(Exercise aim) Search the data for the word "omega". Reproduce every line where it is found.

(Exercise materials)

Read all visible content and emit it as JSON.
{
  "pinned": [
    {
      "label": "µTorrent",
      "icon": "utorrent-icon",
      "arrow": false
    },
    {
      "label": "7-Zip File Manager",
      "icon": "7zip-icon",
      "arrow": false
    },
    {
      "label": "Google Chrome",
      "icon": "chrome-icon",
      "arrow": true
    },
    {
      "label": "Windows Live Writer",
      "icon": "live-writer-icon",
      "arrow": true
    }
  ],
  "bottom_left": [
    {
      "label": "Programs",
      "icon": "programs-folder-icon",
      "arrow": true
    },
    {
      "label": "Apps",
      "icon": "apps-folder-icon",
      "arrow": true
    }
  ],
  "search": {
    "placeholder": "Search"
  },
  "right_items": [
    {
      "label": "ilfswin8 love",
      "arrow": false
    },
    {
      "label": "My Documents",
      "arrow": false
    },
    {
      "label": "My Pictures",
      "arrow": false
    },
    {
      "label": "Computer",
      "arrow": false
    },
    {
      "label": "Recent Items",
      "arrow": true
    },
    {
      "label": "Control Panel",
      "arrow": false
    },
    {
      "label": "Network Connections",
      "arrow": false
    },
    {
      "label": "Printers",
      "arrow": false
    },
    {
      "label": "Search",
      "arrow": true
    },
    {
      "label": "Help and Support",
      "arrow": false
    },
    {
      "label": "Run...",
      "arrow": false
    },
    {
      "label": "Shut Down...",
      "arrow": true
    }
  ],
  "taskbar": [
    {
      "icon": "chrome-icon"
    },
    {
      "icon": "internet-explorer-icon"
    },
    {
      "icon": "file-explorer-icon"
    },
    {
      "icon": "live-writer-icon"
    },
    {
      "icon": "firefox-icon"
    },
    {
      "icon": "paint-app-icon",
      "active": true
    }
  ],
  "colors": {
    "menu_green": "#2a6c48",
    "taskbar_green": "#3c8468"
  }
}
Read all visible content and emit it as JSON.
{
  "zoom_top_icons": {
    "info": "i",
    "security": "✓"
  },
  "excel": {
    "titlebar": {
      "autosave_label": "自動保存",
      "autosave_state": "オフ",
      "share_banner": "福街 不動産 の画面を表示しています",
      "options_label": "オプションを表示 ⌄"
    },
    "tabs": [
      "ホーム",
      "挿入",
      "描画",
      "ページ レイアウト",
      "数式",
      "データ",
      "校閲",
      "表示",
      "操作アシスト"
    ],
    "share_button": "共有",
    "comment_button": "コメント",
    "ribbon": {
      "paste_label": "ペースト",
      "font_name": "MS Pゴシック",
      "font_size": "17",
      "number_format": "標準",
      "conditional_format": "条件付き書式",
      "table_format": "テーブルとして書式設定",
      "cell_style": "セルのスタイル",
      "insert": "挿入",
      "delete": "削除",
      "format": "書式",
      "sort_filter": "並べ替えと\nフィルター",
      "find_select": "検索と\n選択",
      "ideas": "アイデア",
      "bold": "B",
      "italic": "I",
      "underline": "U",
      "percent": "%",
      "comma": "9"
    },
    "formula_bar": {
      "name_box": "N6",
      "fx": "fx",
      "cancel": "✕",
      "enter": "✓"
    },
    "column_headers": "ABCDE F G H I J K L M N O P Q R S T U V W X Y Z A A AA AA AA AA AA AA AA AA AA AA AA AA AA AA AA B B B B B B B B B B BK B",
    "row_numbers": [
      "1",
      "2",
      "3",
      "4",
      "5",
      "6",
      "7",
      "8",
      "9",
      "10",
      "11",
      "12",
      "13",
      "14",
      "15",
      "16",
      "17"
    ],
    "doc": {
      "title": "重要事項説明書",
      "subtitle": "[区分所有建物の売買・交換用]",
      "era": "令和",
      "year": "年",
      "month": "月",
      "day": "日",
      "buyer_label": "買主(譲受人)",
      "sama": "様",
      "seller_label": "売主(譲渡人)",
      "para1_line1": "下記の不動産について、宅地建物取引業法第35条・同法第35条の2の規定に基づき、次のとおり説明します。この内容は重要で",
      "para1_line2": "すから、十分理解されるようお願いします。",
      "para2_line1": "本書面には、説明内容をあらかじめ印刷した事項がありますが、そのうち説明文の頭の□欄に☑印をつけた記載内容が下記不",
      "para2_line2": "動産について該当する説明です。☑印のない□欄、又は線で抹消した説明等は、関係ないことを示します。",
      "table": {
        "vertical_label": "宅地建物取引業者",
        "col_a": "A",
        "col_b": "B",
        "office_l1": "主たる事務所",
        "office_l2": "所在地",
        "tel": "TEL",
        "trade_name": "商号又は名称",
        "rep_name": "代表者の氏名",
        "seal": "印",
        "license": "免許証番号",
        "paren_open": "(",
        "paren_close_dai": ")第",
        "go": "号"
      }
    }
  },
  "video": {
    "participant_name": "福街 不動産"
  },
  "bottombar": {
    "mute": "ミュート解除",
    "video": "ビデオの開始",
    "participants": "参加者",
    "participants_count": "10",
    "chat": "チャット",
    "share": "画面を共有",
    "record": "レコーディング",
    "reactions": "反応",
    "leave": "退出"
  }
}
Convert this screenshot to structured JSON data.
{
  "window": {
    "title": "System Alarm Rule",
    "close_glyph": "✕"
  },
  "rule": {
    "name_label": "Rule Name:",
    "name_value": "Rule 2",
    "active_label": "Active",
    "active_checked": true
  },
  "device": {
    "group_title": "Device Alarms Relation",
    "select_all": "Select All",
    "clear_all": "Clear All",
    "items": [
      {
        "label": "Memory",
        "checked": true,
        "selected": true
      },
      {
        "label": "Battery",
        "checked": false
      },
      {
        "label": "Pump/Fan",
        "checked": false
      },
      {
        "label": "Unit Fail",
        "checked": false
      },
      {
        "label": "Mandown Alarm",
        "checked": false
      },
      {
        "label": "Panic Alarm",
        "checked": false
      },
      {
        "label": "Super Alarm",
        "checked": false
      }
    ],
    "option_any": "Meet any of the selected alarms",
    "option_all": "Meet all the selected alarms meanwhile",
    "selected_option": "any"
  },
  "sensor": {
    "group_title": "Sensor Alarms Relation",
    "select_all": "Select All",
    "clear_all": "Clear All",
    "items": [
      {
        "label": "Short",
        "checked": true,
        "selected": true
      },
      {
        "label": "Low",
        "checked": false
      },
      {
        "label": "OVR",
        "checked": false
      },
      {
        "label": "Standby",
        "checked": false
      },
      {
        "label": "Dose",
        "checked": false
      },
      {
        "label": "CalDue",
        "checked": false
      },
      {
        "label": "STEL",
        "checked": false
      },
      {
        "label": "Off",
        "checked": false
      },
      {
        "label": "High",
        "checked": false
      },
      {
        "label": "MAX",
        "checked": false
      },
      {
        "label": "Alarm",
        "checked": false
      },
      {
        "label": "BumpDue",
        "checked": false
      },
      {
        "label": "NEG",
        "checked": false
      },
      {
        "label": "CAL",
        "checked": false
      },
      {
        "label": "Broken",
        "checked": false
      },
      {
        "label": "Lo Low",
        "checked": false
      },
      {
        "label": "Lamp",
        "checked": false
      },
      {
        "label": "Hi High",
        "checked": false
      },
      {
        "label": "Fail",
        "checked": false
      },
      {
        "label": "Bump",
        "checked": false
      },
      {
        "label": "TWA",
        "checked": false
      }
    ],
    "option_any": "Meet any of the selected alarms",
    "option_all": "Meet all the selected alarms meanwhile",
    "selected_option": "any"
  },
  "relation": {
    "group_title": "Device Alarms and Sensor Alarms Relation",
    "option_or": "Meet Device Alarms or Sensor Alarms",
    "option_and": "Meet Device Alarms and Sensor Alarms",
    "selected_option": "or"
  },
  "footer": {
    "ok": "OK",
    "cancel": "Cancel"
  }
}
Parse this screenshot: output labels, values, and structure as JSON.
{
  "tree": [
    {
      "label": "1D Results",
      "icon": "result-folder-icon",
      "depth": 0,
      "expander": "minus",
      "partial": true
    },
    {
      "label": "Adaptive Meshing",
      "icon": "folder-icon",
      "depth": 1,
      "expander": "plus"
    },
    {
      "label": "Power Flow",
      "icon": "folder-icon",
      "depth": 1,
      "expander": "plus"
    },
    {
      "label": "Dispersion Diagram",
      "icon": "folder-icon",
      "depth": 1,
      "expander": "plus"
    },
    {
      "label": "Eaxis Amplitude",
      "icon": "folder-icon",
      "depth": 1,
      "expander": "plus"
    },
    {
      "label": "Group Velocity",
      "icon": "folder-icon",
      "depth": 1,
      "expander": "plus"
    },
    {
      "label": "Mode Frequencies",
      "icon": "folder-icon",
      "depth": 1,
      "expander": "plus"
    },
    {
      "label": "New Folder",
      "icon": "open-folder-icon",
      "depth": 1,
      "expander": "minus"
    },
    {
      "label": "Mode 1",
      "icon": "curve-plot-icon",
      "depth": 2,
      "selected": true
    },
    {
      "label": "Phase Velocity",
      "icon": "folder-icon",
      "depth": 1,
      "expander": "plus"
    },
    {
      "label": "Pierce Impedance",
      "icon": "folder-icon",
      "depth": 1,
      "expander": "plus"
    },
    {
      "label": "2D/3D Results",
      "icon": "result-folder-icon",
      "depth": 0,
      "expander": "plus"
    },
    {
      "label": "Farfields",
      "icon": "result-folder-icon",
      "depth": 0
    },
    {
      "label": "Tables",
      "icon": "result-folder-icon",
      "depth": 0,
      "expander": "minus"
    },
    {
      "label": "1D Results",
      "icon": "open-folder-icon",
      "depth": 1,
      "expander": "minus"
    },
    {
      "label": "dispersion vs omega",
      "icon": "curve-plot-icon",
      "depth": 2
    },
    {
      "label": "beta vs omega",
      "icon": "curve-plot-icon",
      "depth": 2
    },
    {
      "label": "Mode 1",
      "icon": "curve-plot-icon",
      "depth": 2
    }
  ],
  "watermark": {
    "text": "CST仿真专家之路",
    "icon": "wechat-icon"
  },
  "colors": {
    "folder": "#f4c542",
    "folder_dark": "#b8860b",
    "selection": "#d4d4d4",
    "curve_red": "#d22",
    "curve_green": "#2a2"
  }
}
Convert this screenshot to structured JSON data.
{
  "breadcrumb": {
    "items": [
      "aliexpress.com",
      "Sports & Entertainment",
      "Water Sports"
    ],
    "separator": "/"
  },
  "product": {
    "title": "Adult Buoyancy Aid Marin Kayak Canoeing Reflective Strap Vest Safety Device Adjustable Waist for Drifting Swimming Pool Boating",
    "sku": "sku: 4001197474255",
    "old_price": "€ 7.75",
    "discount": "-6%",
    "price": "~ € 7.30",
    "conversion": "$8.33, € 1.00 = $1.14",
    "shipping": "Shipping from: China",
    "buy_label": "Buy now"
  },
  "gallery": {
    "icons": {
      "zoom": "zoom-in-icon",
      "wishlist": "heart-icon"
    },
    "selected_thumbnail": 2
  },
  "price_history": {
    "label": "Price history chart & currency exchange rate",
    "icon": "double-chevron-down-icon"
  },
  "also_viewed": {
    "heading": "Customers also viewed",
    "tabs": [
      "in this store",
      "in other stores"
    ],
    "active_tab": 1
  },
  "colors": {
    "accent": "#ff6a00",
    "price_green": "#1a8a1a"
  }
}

(Result for this exercise)
      "label": "dispersion vs omega",
      "label": "beta vs omega",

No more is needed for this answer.